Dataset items
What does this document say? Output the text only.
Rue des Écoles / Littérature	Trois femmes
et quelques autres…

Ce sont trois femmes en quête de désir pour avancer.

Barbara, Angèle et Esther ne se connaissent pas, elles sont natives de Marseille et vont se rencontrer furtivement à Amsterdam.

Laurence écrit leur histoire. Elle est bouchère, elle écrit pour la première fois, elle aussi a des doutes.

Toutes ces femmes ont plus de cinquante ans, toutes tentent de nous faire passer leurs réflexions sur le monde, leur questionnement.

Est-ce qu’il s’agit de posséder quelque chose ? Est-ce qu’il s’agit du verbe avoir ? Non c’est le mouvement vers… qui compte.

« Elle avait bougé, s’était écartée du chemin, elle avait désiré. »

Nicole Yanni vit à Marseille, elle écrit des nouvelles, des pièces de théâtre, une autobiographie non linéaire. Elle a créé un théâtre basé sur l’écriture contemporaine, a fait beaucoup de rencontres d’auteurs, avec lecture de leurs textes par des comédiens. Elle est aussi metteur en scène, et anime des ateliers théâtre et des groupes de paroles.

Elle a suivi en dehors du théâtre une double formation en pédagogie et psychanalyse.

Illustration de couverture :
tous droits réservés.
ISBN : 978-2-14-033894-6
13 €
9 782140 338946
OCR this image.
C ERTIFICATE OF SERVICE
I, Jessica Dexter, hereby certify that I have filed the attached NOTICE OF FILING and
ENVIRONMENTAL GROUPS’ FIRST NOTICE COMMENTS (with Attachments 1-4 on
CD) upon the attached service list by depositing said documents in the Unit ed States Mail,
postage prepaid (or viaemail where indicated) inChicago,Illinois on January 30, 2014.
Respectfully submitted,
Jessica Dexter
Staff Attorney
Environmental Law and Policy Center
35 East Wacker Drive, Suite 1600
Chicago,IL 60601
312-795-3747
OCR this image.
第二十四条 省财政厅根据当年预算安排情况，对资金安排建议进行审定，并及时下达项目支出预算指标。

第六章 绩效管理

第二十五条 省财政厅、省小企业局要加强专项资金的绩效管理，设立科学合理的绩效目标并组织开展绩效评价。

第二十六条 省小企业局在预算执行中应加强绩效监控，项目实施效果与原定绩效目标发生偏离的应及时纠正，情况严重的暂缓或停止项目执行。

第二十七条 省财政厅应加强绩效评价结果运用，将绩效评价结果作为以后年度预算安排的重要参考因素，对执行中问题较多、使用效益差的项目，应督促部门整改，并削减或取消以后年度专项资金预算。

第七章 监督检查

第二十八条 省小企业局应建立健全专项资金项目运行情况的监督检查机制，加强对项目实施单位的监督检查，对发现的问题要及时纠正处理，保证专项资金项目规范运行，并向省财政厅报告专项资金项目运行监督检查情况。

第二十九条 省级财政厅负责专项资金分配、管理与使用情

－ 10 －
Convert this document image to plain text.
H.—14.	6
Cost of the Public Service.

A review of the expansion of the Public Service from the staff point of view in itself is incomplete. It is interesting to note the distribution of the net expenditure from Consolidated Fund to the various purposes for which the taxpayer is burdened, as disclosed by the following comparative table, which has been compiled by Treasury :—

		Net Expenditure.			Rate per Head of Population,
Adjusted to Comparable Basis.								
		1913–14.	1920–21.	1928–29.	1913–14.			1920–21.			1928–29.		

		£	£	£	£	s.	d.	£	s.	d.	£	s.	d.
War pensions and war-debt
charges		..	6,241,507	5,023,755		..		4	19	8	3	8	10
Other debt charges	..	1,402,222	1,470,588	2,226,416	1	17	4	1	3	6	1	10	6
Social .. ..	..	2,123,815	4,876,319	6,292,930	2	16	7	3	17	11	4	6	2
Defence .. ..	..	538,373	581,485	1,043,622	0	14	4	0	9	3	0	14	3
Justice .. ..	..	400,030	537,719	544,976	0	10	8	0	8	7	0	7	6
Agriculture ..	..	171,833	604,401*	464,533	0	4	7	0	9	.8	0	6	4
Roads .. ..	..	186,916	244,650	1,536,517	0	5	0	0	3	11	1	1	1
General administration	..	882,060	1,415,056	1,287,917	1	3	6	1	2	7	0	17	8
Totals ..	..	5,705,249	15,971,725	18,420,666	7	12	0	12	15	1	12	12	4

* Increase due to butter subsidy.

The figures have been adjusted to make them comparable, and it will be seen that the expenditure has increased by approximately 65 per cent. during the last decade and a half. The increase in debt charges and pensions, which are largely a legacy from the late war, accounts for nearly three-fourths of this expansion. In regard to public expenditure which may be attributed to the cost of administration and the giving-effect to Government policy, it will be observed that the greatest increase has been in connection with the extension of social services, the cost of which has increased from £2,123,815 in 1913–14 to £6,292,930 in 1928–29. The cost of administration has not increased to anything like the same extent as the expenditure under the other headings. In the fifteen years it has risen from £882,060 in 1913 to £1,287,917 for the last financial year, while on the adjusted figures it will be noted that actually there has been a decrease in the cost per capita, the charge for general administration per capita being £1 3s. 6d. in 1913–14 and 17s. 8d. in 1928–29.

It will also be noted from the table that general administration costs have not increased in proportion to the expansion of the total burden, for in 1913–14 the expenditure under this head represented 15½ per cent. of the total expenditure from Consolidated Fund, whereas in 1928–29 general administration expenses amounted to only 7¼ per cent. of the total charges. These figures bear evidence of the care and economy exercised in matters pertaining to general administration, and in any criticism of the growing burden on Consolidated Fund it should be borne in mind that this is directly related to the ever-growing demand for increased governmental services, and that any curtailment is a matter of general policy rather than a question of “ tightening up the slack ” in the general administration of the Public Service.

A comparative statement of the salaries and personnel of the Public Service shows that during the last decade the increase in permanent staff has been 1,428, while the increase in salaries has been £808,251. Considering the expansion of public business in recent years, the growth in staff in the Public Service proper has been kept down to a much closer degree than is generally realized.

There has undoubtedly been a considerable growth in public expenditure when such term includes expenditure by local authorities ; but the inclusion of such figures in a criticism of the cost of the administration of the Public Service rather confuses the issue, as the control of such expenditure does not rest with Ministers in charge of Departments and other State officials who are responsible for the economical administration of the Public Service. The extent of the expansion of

◆ **WHAT IS EXPECTED**:
Please set down each line of the records exactly as given.

◆ **ANSWER FOR THE TASK**:
What does this document say? Output the text only.
Rue des Écoles / Littérature	Trois femmes
et quelques autres…

Ce sont trois femmes en quête de désir pour avancer.

Barbara, Angèle et Esther ne se connaissent pas, elles sont natives de Marseille et vont se rencontrer furtivement à Amsterdam.

Laurence écrit leur histoire. Elle est bouchère, elle écrit pour la première fois, elle aussi a des doutes.

Toutes ces femmes ont plus de cinquante ans, toutes tentent de nous faire passer leurs réflexions sur le monde, leur questionnement.

Est-ce qu’il s’agit de posséder quelque chose ? Est-ce qu’il s’agit du verbe avoir ? Non c’est le mouvement vers… qui compte.

« Elle avait bougé, s’était écartée du chemin, elle avait désiré. »

Nicole Yanni vit à Marseille, elle écrit des nouvelles, des pièces de théâtre, une autobiographie non linéaire. Elle a créé un théâtre basé sur l’écriture contemporaine, a fait beaucoup de rencontres d’auteurs, avec lecture de leurs textes par des comédiens. Elle est aussi metteur en scène, et anime des ateliers théâtre et des groupes de paroles.

Elle a suivi en dehors du théâtre une double formation en pédagogie et psychanalyse.

Illustration de couverture :
tous droits réservés.
ISBN : 978-2-14-033894-6
13 €
9 782140 338946
OCR this image.
C ERTIFICATE OF SERVICE
I, Jessica Dexter, hereby certify that I have filed the attached NOTICE OF FILING and
ENVIRONMENTAL GROUPS’ FIRST NOTICE COMMENTS (with Attachments 1-4 on
CD) upon the attached service list by depositing said documents in the Unit ed States Mail,
postage prepaid (or viaemail where indicated) inChicago,Illinois on January 30, 2014.
Respectfully submitted,
Jessica Dexter
Staff Attorney
Environmental Law and Policy Center
35 East Wacker Drive, Suite 1600
Chicago,IL 60601
312-795-3747
OCR this image.
第二十四条 省财政厅根据当年预算安排情况，对资金安排建议进行审定，并及时下达项目支出预算指标。

第六章 绩效管理

第二十五条 省财政厅、省小企业局要加强专项资金的绩效管理，设立科学合理的绩效目标并组织开展绩效评价。

第二十六条 省小企业局在预算执行中应加强绩效监控，项目实施效果与原定绩效目标发生偏离的应及时纠正，情况严重的暂缓或停止项目执行。

第二十七条 省财政厅应加强绩效评价结果运用，将绩效评价结果作为以后年度预算安排的重要参考因素，对执行中问题较多、使用效益差的项目，应督促部门整改，并削减或取消以后年度专项资金预算。

第七章 监督检查

第二十八条 省小企业局应建立健全专项资金项目运行情况的监督检查机制，加强对项目实施单位的监督检查，对发现的问题要及时纠正处理，保证专项资金项目规范运行，并向省财政厅报告专项资金项目运行监督检查情况。

第二十九条 省级财政厅负责专项资金分配、管理与使用情

－ 10 －
Convert this document image to plain text.
H.—14.	6
Cost of the Public Service.

A review of the expansion of the Public Service from the staff point of view in itself is incomplete. It is interesting to note the distribution of the net expenditure from Consolidated Fund to the various purposes for which the taxpayer is burdened, as disclosed by the following comparative table, which has been compiled by Treasury :—

		Net Expenditure.			Rate per Head of Population,
Adjusted to Comparable Basis.								
		1913–14.	1920–21.	1928–29.	1913–14.			1920–21.			1928–29.		

		£	£	£	£	s.	d.	£	s.	d.	£	s.	d.
War pensions and war-debt
charges		..	6,241,507	5,023,755		..		4	19	8	3	8	10
Other debt charges	..	1,402,222	1,470,588	2,226,416	1	17	4	1	3	6	1	10	6
Social .. ..	..	2,123,815	4,876,319	6,292,930	2	16	7	3	17	11	4	6	2
Defence .. ..	..	538,373	581,485	1,043,622	0	14	4	0	9	3	0	14	3
Justice .. ..	..	400,030	537,719	544,976	0	10	8	0	8	7	0	7	6
Agriculture ..	..	171,833	604,401*	464,533	0	4	7	0	9	.8	0	6	4
Roads .. ..	..	186,916	244,650	1,536,517	0	5	0	0	3	11	1	1	1
General administration	..	882,060	1,415,056	1,287,917	1	3	6	1	2	7	0	17	8
Totals ..	..	5,705,249	15,971,725	18,420,666	7	12	0	12	15	1	12	12	4

* Increase due to butter subsidy.

The figures have been adjusted to make them comparable, and it will be seen that the expenditure has increased by approximately 65 per cent. during the last decade and a half. The increase in debt charges and pensions, which are largely a legacy from the late war, accounts for nearly three-fourths of this expansion. In regard to public expenditure which may be attributed to the cost of administration and the giving-effect to Government policy, it will be observed that the greatest increase has been in connection with the extension of social services, the cost of which has increased from £2,123,815 in 1913–14 to £6,292,930 in 1928–29. The cost of administration has not increased to anything like the same extent as the expenditure under the other headings. In the fifteen years it has risen from £882,060 in 1913 to £1,287,917 for the last financial year, while on the adjusted figures it will be noted that actually there has been a decrease in the cost per capita, the charge for general administration per capita being £1 3s. 6d. in 1913–14 and 17s. 8d. in 1928–29.

It will also be noted from the table that general administration costs have not increased in proportion to the expansion of the total burden, for in 1913–14 the expenditure under this head represented 15½ per cent. of the total expenditure from Consolidated Fund, whereas in 1928–29 general administration expenses amounted to only 7¼ per cent. of the total charges. These figures bear evidence of the care and economy exercised in matters pertaining to general administration, and in any criticism of the growing burden on Consolidated Fund it should be borne in mind that this is directly related to the ever-growing demand for increased governmental services, and that any curtailment is a matter of general policy rather than a question of “ tightening up the slack ” in the general administration of the Public Service.

A comparative statement of the salaries and personnel of the Public Service shows that during the last decade the increase in permanent staff has been 1,428, while the increase in salaries has been £808,251. Considering the expansion of public business in recent years, the growth in staff in the Public Service proper has been kept down to a much closer degree than is generally realized.

There has undoubtedly been a considerable growth in public expenditure when such term includes expenditure by local authorities ; but the inclusion of such figures in a criticism of the cost of the administration of the Public Service rather confuses the issue, as the control of such expenditure does not rest with Ministers in charge of Departments and other State officials who are responsible for the economical administration of the Public Service. The extent of the expansion of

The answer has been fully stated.